[Goal] Using the material that follows, identify and copy each line with the string "Geschäftsklimaindex".

Data entries for graphics:
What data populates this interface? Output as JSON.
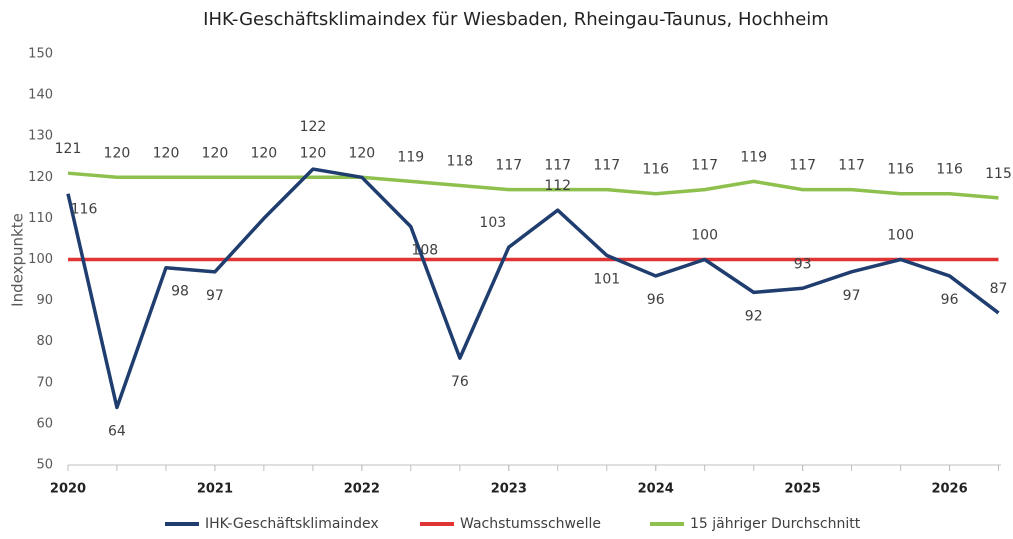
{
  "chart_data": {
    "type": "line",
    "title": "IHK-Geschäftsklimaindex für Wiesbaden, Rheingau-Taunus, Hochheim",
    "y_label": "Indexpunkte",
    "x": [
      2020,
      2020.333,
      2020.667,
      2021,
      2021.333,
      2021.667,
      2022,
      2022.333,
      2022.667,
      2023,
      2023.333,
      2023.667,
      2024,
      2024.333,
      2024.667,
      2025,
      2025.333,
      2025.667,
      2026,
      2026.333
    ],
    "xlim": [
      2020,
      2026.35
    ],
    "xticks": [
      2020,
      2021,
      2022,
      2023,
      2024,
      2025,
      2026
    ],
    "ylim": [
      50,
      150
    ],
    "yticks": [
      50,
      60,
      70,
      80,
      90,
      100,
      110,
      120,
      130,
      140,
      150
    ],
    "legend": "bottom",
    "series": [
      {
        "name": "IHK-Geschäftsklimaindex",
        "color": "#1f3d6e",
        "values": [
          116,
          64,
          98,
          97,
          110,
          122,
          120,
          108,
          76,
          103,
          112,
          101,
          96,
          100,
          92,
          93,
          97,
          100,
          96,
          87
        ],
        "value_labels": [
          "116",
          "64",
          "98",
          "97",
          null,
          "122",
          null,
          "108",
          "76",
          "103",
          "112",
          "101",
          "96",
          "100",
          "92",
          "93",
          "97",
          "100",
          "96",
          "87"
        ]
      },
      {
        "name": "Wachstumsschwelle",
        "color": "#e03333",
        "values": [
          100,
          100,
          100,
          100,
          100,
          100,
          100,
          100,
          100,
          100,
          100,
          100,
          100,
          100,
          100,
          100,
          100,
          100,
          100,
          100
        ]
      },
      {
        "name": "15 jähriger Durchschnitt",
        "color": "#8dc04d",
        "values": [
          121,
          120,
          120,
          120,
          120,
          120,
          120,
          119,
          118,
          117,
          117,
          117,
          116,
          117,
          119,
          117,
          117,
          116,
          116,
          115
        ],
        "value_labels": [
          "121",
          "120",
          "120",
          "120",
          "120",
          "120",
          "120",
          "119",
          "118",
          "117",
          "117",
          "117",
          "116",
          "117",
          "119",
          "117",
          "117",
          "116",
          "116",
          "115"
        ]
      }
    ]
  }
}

[Reply]
    "title": "IHK-Geschäftsklimaindex für Wiesbaden, Rheingau-Taunus, Hochheim",
        "name": "IHK-Geschäftsklimaindex",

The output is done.